BEGIN Given records

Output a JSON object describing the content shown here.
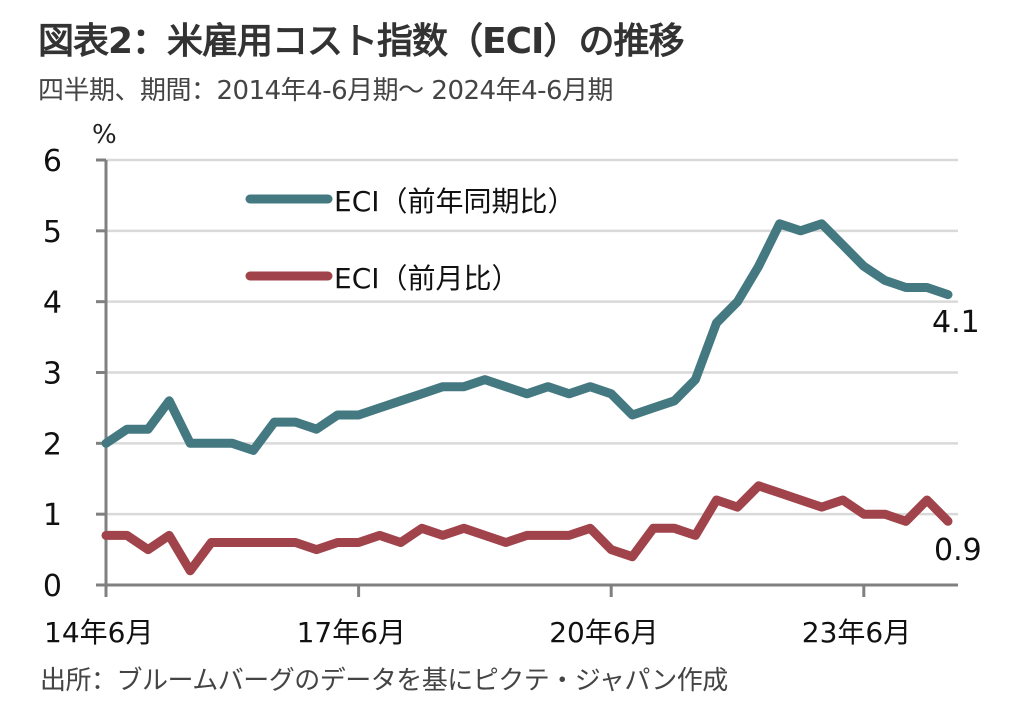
{
  "title": "図表2：米雇用コスト指数（ECI）の推移",
  "subtitle": "四半期、期間：2014年4-6月期～ 2024年4-6月期",
  "source": "出所：ブルームバーグのデータを基にピクテ・ジャパン作成",
  "chart_data": {
    "type": "line",
    "title": "図表2：米雇用コスト指数（ECI）の推移",
    "subtitle": "四半期、期間：2014年4-6月期～ 2024年4-6月期",
    "xlabel": "",
    "ylabel": "%",
    "ylim": [
      0,
      6
    ],
    "yticks": [
      "0",
      "1",
      "2",
      "3",
      "4",
      "5",
      "6"
    ],
    "xtick_labels": [
      {
        "index": 0,
        "label": "14年6月"
      },
      {
        "index": 12,
        "label": "17年6月"
      },
      {
        "index": 24,
        "label": "20年6月"
      },
      {
        "index": 36,
        "label": "23年6月"
      }
    ],
    "grid": true,
    "legend_position": "top-left",
    "n_points": 41,
    "x": [
      "2014Q2",
      "2014Q3",
      "2014Q4",
      "2015Q1",
      "2015Q2",
      "2015Q3",
      "2015Q4",
      "2016Q1",
      "2016Q2",
      "2016Q3",
      "2016Q4",
      "2017Q1",
      "2017Q2",
      "2017Q3",
      "2017Q4",
      "2018Q1",
      "2018Q2",
      "2018Q3",
      "2018Q4",
      "2019Q1",
      "2019Q2",
      "2019Q3",
      "2019Q4",
      "2020Q1",
      "2020Q2",
      "2020Q3",
      "2020Q4",
      "2021Q1",
      "2021Q2",
      "2021Q3",
      "2021Q4",
      "2022Q1",
      "2022Q2",
      "2022Q3",
      "2022Q4",
      "2023Q1",
      "2023Q2",
      "2023Q3",
      "2023Q4",
      "2024Q1",
      "2024Q2"
    ],
    "series": [
      {
        "name": "ECI（前年同期比）",
        "color": "#447981",
        "values": [
          2.0,
          2.2,
          2.2,
          2.6,
          2.0,
          2.0,
          2.0,
          1.9,
          2.3,
          2.3,
          2.2,
          2.4,
          2.4,
          2.5,
          2.6,
          2.7,
          2.8,
          2.8,
          2.9,
          2.8,
          2.7,
          2.8,
          2.7,
          2.8,
          2.7,
          2.4,
          2.5,
          2.6,
          2.9,
          3.7,
          4.0,
          4.5,
          5.1,
          5.0,
          5.1,
          4.8,
          4.5,
          4.3,
          4.2,
          4.2,
          4.1
        ],
        "end_label": "4.1"
      },
      {
        "name": "ECI（前月比）",
        "color": "#A0434A",
        "values": [
          0.7,
          0.7,
          0.5,
          0.7,
          0.2,
          0.6,
          0.6,
          0.6,
          0.6,
          0.6,
          0.5,
          0.6,
          0.6,
          0.7,
          0.6,
          0.8,
          0.7,
          0.8,
          0.7,
          0.6,
          0.7,
          0.7,
          0.7,
          0.8,
          0.5,
          0.4,
          0.8,
          0.8,
          0.7,
          1.2,
          1.1,
          1.4,
          1.3,
          1.2,
          1.1,
          1.2,
          1.0,
          1.0,
          0.9,
          1.2,
          0.9
        ],
        "end_label": "0.9"
      }
    ]
  }
}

END Given records

▶ Stated task:
From the listing above, pick out every line containing "米雇用コスト指数".

▶ Output:
  "title": "図表2：米雇用コスト指数（ECI）の推移",
    "title": "図表2：米雇用コスト指数（ECI）の推移",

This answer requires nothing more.